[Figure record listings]
==*==
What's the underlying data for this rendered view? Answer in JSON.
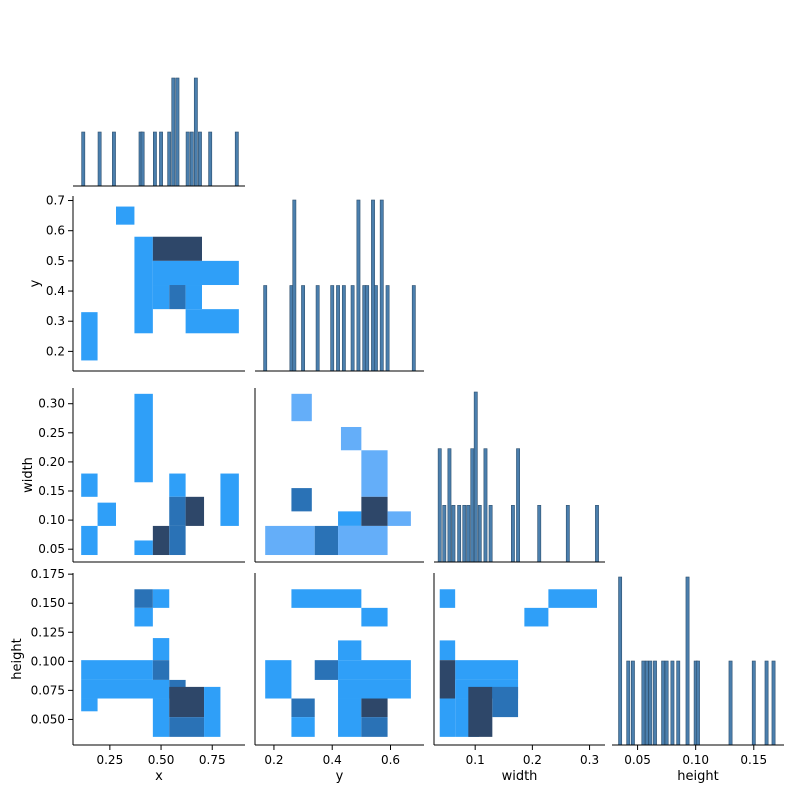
{
  "chart_data": {
    "type": "pairgrid",
    "layout": "corner",
    "variables": [
      "x",
      "y",
      "width",
      "height"
    ],
    "colors": {
      "hist_bar": "#4b7fad",
      "hist_edge": "#2d4f6e",
      "bin_light": "#64aef9",
      "bin_mid": "#2f9ff8",
      "bin_dark": "#2a72b6",
      "bin_darkest": "#2e4769"
    },
    "axis_labels": {
      "x": "x",
      "y": "y",
      "width": "width",
      "height": "height"
    },
    "ticks": {
      "x": {
        "values": [
          0.25,
          0.5,
          0.75
        ],
        "labels": [
          "0.25",
          "0.50",
          "0.75"
        ]
      },
      "y": {
        "values": [
          0.2,
          0.3,
          0.4,
          0.5,
          0.6,
          0.7
        ],
        "labels": [
          "0.2",
          "0.3",
          "0.4",
          "0.5",
          "0.6",
          "0.7"
        ],
        "x_values": [
          0.2,
          0.4,
          0.6
        ],
        "x_labels": [
          "0.2",
          "0.4",
          "0.6"
        ]
      },
      "width": {
        "values": [
          0.05,
          0.1,
          0.15,
          0.2,
          0.25,
          0.3
        ],
        "labels": [
          "0.05",
          "0.10",
          "0.15",
          "0.20",
          "0.25",
          "0.30"
        ],
        "x_values": [
          0.1,
          0.2,
          0.3
        ],
        "x_labels": [
          "0.1",
          "0.2",
          "0.3"
        ]
      },
      "height": {
        "values": [
          0.05,
          0.075,
          0.1,
          0.125,
          0.15,
          0.175
        ],
        "labels": [
          "0.050",
          "0.075",
          "0.100",
          "0.125",
          "0.150",
          "0.175"
        ],
        "x_values": [
          0.05,
          0.1,
          0.15
        ],
        "x_labels": [
          "0.05",
          "0.10",
          "0.15"
        ]
      }
    },
    "ranges": {
      "x": [
        0.07,
        0.91
      ],
      "y": [
        0.135,
        0.715
      ],
      "width": [
        0.028,
        0.327
      ],
      "height": [
        0.028,
        0.176
      ]
    },
    "diagonal_histograms": {
      "x": [
        {
          "x": 0.12,
          "count": 1
        },
        {
          "x": 0.2,
          "count": 1
        },
        {
          "x": 0.27,
          "count": 1
        },
        {
          "x": 0.4,
          "count": 1
        },
        {
          "x": 0.41,
          "count": 1
        },
        {
          "x": 0.47,
          "count": 1
        },
        {
          "x": 0.5,
          "count": 1
        },
        {
          "x": 0.54,
          "count": 1
        },
        {
          "x": 0.56,
          "count": 2
        },
        {
          "x": 0.58,
          "count": 2
        },
        {
          "x": 0.63,
          "count": 1
        },
        {
          "x": 0.65,
          "count": 1
        },
        {
          "x": 0.67,
          "count": 2
        },
        {
          "x": 0.69,
          "count": 1
        },
        {
          "x": 0.74,
          "count": 1
        },
        {
          "x": 0.87,
          "count": 1
        }
      ],
      "y": [
        {
          "x": 0.17,
          "count": 1
        },
        {
          "x": 0.26,
          "count": 1
        },
        {
          "x": 0.27,
          "count": 2
        },
        {
          "x": 0.3,
          "count": 1
        },
        {
          "x": 0.35,
          "count": 1
        },
        {
          "x": 0.4,
          "count": 1
        },
        {
          "x": 0.42,
          "count": 1
        },
        {
          "x": 0.44,
          "count": 1
        },
        {
          "x": 0.47,
          "count": 1
        },
        {
          "x": 0.49,
          "count": 2
        },
        {
          "x": 0.51,
          "count": 1
        },
        {
          "x": 0.52,
          "count": 1
        },
        {
          "x": 0.54,
          "count": 2
        },
        {
          "x": 0.55,
          "count": 1
        },
        {
          "x": 0.57,
          "count": 2
        },
        {
          "x": 0.59,
          "count": 1
        },
        {
          "x": 0.68,
          "count": 1
        }
      ],
      "width": [
        {
          "x": 0.038,
          "count": 2
        },
        {
          "x": 0.046,
          "count": 1
        },
        {
          "x": 0.055,
          "count": 2
        },
        {
          "x": 0.062,
          "count": 1
        },
        {
          "x": 0.072,
          "count": 1
        },
        {
          "x": 0.081,
          "count": 1
        },
        {
          "x": 0.088,
          "count": 1
        },
        {
          "x": 0.095,
          "count": 2
        },
        {
          "x": 0.101,
          "count": 3
        },
        {
          "x": 0.108,
          "count": 1
        },
        {
          "x": 0.118,
          "count": 2
        },
        {
          "x": 0.127,
          "count": 1
        },
        {
          "x": 0.166,
          "count": 1
        },
        {
          "x": 0.175,
          "count": 2
        },
        {
          "x": 0.212,
          "count": 1
        },
        {
          "x": 0.262,
          "count": 1
        },
        {
          "x": 0.313,
          "count": 1
        }
      ],
      "height": [
        {
          "x": 0.035,
          "count": 2
        },
        {
          "x": 0.042,
          "count": 1
        },
        {
          "x": 0.046,
          "count": 1
        },
        {
          "x": 0.055,
          "count": 1
        },
        {
          "x": 0.058,
          "count": 1
        },
        {
          "x": 0.061,
          "count": 1
        },
        {
          "x": 0.065,
          "count": 1
        },
        {
          "x": 0.072,
          "count": 1
        },
        {
          "x": 0.075,
          "count": 1
        },
        {
          "x": 0.08,
          "count": 1
        },
        {
          "x": 0.085,
          "count": 1
        },
        {
          "x": 0.093,
          "count": 2
        },
        {
          "x": 0.1,
          "count": 1
        },
        {
          "x": 0.102,
          "count": 1
        },
        {
          "x": 0.13,
          "count": 1
        },
        {
          "x": 0.15,
          "count": 1
        },
        {
          "x": 0.161,
          "count": 1
        },
        {
          "x": 0.167,
          "count": 1
        }
      ]
    },
    "bivariate_histograms": [
      {
        "x_var": "x",
        "y_var": "y",
        "cells": [
          {
            "x0": 0.11,
            "x1": 0.19,
            "y0": 0.17,
            "y1": 0.33,
            "level": "mid"
          },
          {
            "x0": 0.28,
            "x1": 0.37,
            "y0": 0.62,
            "y1": 0.68,
            "level": "mid"
          },
          {
            "x0": 0.37,
            "x1": 0.46,
            "y0": 0.26,
            "y1": 0.58,
            "level": "mid"
          },
          {
            "x0": 0.46,
            "x1": 0.7,
            "y0": 0.5,
            "y1": 0.58,
            "level": "darkest"
          },
          {
            "x0": 0.46,
            "x1": 0.88,
            "y0": 0.42,
            "y1": 0.5,
            "level": "mid"
          },
          {
            "x0": 0.46,
            "x1": 0.54,
            "y0": 0.34,
            "y1": 0.42,
            "level": "mid"
          },
          {
            "x0": 0.54,
            "x1": 0.62,
            "y0": 0.34,
            "y1": 0.42,
            "level": "dark"
          },
          {
            "x0": 0.62,
            "x1": 0.7,
            "y0": 0.34,
            "y1": 0.42,
            "level": "mid"
          },
          {
            "x0": 0.62,
            "x1": 0.88,
            "y0": 0.26,
            "y1": 0.34,
            "level": "mid"
          }
        ]
      },
      {
        "x_var": "x",
        "y_var": "width",
        "cells": [
          {
            "x0": 0.37,
            "x1": 0.46,
            "y0": 0.165,
            "y1": 0.317,
            "level": "mid"
          },
          {
            "x0": 0.11,
            "x1": 0.19,
            "y0": 0.14,
            "y1": 0.18,
            "level": "mid"
          },
          {
            "x0": 0.54,
            "x1": 0.62,
            "y0": 0.14,
            "y1": 0.18,
            "level": "mid"
          },
          {
            "x0": 0.79,
            "x1": 0.88,
            "y0": 0.09,
            "y1": 0.18,
            "level": "mid"
          },
          {
            "x0": 0.19,
            "x1": 0.28,
            "y0": 0.09,
            "y1": 0.13,
            "level": "mid"
          },
          {
            "x0": 0.54,
            "x1": 0.62,
            "y0": 0.09,
            "y1": 0.14,
            "level": "dark"
          },
          {
            "x0": 0.62,
            "x1": 0.71,
            "y0": 0.09,
            "y1": 0.14,
            "level": "darkest"
          },
          {
            "x0": 0.11,
            "x1": 0.19,
            "y0": 0.04,
            "y1": 0.09,
            "level": "mid"
          },
          {
            "x0": 0.37,
            "x1": 0.46,
            "y0": 0.04,
            "y1": 0.065,
            "level": "mid"
          },
          {
            "x0": 0.46,
            "x1": 0.54,
            "y0": 0.04,
            "y1": 0.09,
            "level": "darkest"
          },
          {
            "x0": 0.54,
            "x1": 0.62,
            "y0": 0.04,
            "y1": 0.09,
            "level": "dark"
          }
        ]
      },
      {
        "x_var": "y",
        "y_var": "width",
        "cells": [
          {
            "x0": 0.26,
            "x1": 0.33,
            "y0": 0.27,
            "y1": 0.317,
            "level": "light"
          },
          {
            "x0": 0.43,
            "x1": 0.5,
            "y0": 0.22,
            "y1": 0.26,
            "level": "light"
          },
          {
            "x0": 0.5,
            "x1": 0.59,
            "y0": 0.14,
            "y1": 0.22,
            "level": "light"
          },
          {
            "x0": 0.26,
            "x1": 0.33,
            "y0": 0.115,
            "y1": 0.155,
            "level": "dark"
          },
          {
            "x0": 0.42,
            "x1": 0.5,
            "y0": 0.09,
            "y1": 0.115,
            "level": "mid"
          },
          {
            "x0": 0.5,
            "x1": 0.59,
            "y0": 0.09,
            "y1": 0.14,
            "level": "darkest"
          },
          {
            "x0": 0.59,
            "x1": 0.67,
            "y0": 0.09,
            "y1": 0.115,
            "level": "light"
          },
          {
            "x0": 0.17,
            "x1": 0.34,
            "y0": 0.04,
            "y1": 0.09,
            "level": "light"
          },
          {
            "x0": 0.34,
            "x1": 0.42,
            "y0": 0.04,
            "y1": 0.09,
            "level": "dark"
          },
          {
            "x0": 0.42,
            "x1": 0.59,
            "y0": 0.04,
            "y1": 0.09,
            "level": "light"
          }
        ]
      },
      {
        "x_var": "x",
        "y_var": "height",
        "cells": [
          {
            "x0": 0.37,
            "x1": 0.46,
            "y0": 0.146,
            "y1": 0.162,
            "level": "dark"
          },
          {
            "x0": 0.46,
            "x1": 0.54,
            "y0": 0.146,
            "y1": 0.162,
            "level": "mid"
          },
          {
            "x0": 0.37,
            "x1": 0.46,
            "y0": 0.13,
            "y1": 0.146,
            "level": "mid"
          },
          {
            "x0": 0.46,
            "x1": 0.54,
            "y0": 0.101,
            "y1": 0.12,
            "level": "mid"
          },
          {
            "x0": 0.11,
            "x1": 0.46,
            "y0": 0.084,
            "y1": 0.101,
            "level": "mid"
          },
          {
            "x0": 0.46,
            "x1": 0.54,
            "y0": 0.084,
            "y1": 0.101,
            "level": "dark"
          },
          {
            "x0": 0.11,
            "x1": 0.54,
            "y0": 0.068,
            "y1": 0.084,
            "level": "mid"
          },
          {
            "x0": 0.54,
            "x1": 0.62,
            "y0": 0.068,
            "y1": 0.084,
            "level": "dark"
          },
          {
            "x0": 0.11,
            "x1": 0.19,
            "y0": 0.057,
            "y1": 0.068,
            "level": "mid"
          },
          {
            "x0": 0.46,
            "x1": 0.54,
            "y0": 0.035,
            "y1": 0.068,
            "level": "mid"
          },
          {
            "x0": 0.54,
            "x1": 0.71,
            "y0": 0.052,
            "y1": 0.078,
            "level": "darkest"
          },
          {
            "x0": 0.54,
            "x1": 0.71,
            "y0": 0.035,
            "y1": 0.052,
            "level": "dark"
          },
          {
            "x0": 0.71,
            "x1": 0.79,
            "y0": 0.035,
            "y1": 0.078,
            "level": "mid"
          }
        ]
      },
      {
        "x_var": "y",
        "y_var": "height",
        "cells": [
          {
            "x0": 0.26,
            "x1": 0.5,
            "y0": 0.146,
            "y1": 0.162,
            "level": "mid"
          },
          {
            "x0": 0.5,
            "x1": 0.59,
            "y0": 0.13,
            "y1": 0.146,
            "level": "mid"
          },
          {
            "x0": 0.42,
            "x1": 0.5,
            "y0": 0.101,
            "y1": 0.118,
            "level": "mid"
          },
          {
            "x0": 0.17,
            "x1": 0.26,
            "y0": 0.068,
            "y1": 0.101,
            "level": "mid"
          },
          {
            "x0": 0.34,
            "x1": 0.42,
            "y0": 0.084,
            "y1": 0.101,
            "level": "dark"
          },
          {
            "x0": 0.42,
            "x1": 0.67,
            "y0": 0.084,
            "y1": 0.101,
            "level": "mid"
          },
          {
            "x0": 0.26,
            "x1": 0.34,
            "y0": 0.052,
            "y1": 0.068,
            "level": "dark"
          },
          {
            "x0": 0.26,
            "x1": 0.34,
            "y0": 0.035,
            "y1": 0.052,
            "level": "mid"
          },
          {
            "x0": 0.42,
            "x1": 0.5,
            "y0": 0.035,
            "y1": 0.068,
            "level": "mid"
          },
          {
            "x0": 0.5,
            "x1": 0.59,
            "y0": 0.052,
            "y1": 0.078,
            "level": "darkest"
          },
          {
            "x0": 0.5,
            "x1": 0.59,
            "y0": 0.035,
            "y1": 0.052,
            "level": "dark"
          },
          {
            "x0": 0.42,
            "x1": 0.67,
            "y0": 0.068,
            "y1": 0.084,
            "level": "mid"
          }
        ]
      },
      {
        "x_var": "width",
        "y_var": "height",
        "cells": [
          {
            "x0": 0.228,
            "x1": 0.313,
            "y0": 0.146,
            "y1": 0.162,
            "level": "mid"
          },
          {
            "x0": 0.038,
            "x1": 0.065,
            "y0": 0.146,
            "y1": 0.162,
            "level": "mid"
          },
          {
            "x0": 0.186,
            "x1": 0.228,
            "y0": 0.13,
            "y1": 0.146,
            "level": "mid"
          },
          {
            "x0": 0.038,
            "x1": 0.065,
            "y0": 0.101,
            "y1": 0.118,
            "level": "mid"
          },
          {
            "x0": 0.065,
            "x1": 0.175,
            "y0": 0.084,
            "y1": 0.101,
            "level": "mid"
          },
          {
            "x0": 0.038,
            "x1": 0.065,
            "y0": 0.068,
            "y1": 0.101,
            "level": "darkest"
          },
          {
            "x0": 0.065,
            "x1": 0.175,
            "y0": 0.068,
            "y1": 0.084,
            "level": "mid"
          },
          {
            "x0": 0.038,
            "x1": 0.065,
            "y0": 0.035,
            "y1": 0.068,
            "level": "mid"
          },
          {
            "x0": 0.065,
            "x1": 0.107,
            "y0": 0.035,
            "y1": 0.068,
            "level": "mid"
          },
          {
            "x0": 0.088,
            "x1": 0.13,
            "y0": 0.035,
            "y1": 0.078,
            "level": "darkest"
          },
          {
            "x0": 0.13,
            "x1": 0.175,
            "y0": 0.052,
            "y1": 0.078,
            "level": "dark"
          }
        ]
      }
    ]
  }
}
==*==
-- Exercise goal --
Identify and copy the lines holding the word "width".

-- Full response --
      "width",
      "width": "width",
      "width": {
      "width": [
      "width": [
        "y_var": "width",
        "y_var": "width",
        "x_var": "width",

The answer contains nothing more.